### [TO BE DONE]
Repeat all of the material exactly as given.

[Dataset items]
-*-
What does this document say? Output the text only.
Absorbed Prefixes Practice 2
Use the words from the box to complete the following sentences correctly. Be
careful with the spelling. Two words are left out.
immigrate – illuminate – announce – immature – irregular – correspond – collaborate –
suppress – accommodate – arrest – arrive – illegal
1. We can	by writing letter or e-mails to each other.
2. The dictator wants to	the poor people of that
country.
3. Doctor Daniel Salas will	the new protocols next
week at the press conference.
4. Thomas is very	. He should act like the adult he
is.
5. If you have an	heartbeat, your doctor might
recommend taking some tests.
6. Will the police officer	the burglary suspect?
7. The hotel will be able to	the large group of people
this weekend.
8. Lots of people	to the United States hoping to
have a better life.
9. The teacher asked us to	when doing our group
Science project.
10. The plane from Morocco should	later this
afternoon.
-*-
### [COMPLETE ANSWER]
What does this document say? Output the text only.
Absorbed Prefixes Practice 2
Use the words from the box to complete the following sentences correctly. Be
careful with the spelling. Two words are left out.
immigrate – illuminate – announce – immature – irregular – correspond – collaborate –
suppress – accommodate – arrest – arrive – illegal
1. We can	by writing letter or e-mails to each other.
2. The dictator wants to	the poor people of that
country.
3. Doctor Daniel Salas will	the new protocols next
week at the press conference.
4. Thomas is very	. He should act like the adult he
is.
5. If you have an	heartbeat, your doctor might
recommend taking some tests.
6. Will the police officer	the burglary suspect?
7. The hotel will be able to	the large group of people
this weekend.
8. Lots of people	to the United States hoping to
have a better life.
9. The teacher asked us to	when doing our group
Science project.
10. The plane from Morocco should	later this
afternoon.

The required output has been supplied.